Figure contents as structured data
=====
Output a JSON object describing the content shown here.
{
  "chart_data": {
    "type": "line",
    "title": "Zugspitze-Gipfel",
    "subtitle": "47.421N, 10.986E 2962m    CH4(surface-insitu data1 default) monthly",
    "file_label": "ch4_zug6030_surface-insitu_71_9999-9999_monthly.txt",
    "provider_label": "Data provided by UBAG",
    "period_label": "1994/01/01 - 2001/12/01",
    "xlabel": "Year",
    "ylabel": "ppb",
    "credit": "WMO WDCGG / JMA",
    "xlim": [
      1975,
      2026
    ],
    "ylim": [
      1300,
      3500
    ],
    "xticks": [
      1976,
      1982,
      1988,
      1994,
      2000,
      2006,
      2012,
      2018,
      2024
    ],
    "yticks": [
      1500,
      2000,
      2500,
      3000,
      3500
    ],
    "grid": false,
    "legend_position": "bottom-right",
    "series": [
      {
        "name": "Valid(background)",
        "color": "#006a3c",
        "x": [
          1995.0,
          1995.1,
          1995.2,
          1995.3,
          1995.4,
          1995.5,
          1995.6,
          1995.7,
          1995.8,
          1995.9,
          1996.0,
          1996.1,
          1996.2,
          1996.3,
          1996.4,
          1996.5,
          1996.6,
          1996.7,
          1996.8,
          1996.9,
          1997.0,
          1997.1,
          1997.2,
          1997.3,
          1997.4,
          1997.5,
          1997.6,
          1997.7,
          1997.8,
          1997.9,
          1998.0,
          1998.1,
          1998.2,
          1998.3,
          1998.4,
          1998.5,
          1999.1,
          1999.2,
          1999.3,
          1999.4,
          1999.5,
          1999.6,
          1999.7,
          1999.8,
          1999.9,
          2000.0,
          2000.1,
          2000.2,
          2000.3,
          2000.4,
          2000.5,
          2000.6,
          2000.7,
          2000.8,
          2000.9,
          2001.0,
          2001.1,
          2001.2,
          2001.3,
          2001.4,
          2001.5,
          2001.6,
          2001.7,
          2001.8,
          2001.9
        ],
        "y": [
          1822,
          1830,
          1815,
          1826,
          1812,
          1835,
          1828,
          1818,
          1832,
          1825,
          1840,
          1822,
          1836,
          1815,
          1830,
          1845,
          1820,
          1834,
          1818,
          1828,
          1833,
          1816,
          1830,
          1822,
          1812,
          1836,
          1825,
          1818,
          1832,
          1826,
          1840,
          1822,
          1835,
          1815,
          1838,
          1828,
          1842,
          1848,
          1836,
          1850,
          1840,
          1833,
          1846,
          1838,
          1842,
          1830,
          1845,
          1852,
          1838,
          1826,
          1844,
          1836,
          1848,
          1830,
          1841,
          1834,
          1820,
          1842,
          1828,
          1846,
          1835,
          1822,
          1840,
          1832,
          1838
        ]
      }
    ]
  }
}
=====
Would you reproduce all the entries exactly?

#### OUTPUT:
Output a JSON object describing the content shown here.
{
  "chart_data": {
    "type": "line",
    "title": "Zugspitze-Gipfel",
    "subtitle": "47.421N, 10.986E 2962m    CH4(surface-insitu data1 default) monthly",
    "file_label": "ch4_zug6030_surface-insitu_71_9999-9999_monthly.txt",
    "provider_label": "Data provided by UBAG",
    "period_label": "1994/01/01 - 2001/12/01",
    "xlabel": "Year",
    "ylabel": "ppb",
    "credit": "WMO WDCGG / JMA",
    "xlim": [
      1975,
      2026
    ],
    "ylim": [
      1300,
      3500
    ],
    "xticks": [
      1976,
      1982,
      1988,
      1994,
      2000,
      2006,
      2012,
      2018,
      2024
    ],
    "yticks": [
      1500,
      2000,
      2500,
      3000,
      3500
    ],
    "grid": false,
    "legend_position": "bottom-right",
    "series": [
      {
        "name": "Valid(background)",
        "color": "#006a3c",
        "x": [
          1995.0,
          1995.1,
          1995.2,
          1995.3,
          1995.4,
          1995.5,
          1995.6,
          1995.7,
          1995.8,
          1995.9,
          1996.0,
          1996.1,
          1996.2,
          1996.3,
          1996.4,
          1996.5,
          1996.6,
          1996.7,
          1996.8,
          1996.9,
          1997.0,
          1997.1,
          1997.2,
          1997.3,
          1997.4,
          1997.5,
          1997.6,
          1997.7,
          1997.8,
          1997.9,
          1998.0,
          1998.1,
          1998.2,
          1998.3,
          1998.4,
          1998.5,
          1999.1,
          1999.2,
          1999.3,
          1999.4,
          1999.5,
          1999.6,
          1999.7,
          1999.8,
          1999.9,
          2000.0,
          2000.1,
          2000.2,
          2000.3,
          2000.4,
          2000.5,
          2000.6,
          2000.7,
          2000.8,
          2000.9,
          2001.0,
          2001.1,
          2001.2,
          2001.3,
          2001.4,
          2001.5,
          2001.6,
          2001.7,
          2001.8,
          2001.9
        ],
        "y": [
          1822,
          1830,
          1815,
          1826,
          1812,
          1835,
          1828,
          1818,
          1832,
          1825,
          1840,
          1822,
          1836,
          1815,
          1830,
          1845,
          1820,
          1834,
          1818,
          1828,
          1833,
          1816,
          1830,
          1822,
          1812,
          1836,
          1825,
          1818,
          1832,
          1826,
          1840,
          1822,
          1835,
          1815,
          1838,
          1828,
          1842,
          1848,
          1836,
          1850,
          1840,
          1833,
          1846,
          1838,
          1842,
          1830,
          1845,
          1852,
          1838,
          1826,
          1844,
          1836,
          1848,
          1830,
          1841,
          1834,
          1820,
          1842,
          1828,
          1846,
          1835,
          1822,
          1840,
          1832,
          1838
        ]
      }
    ]
  }
}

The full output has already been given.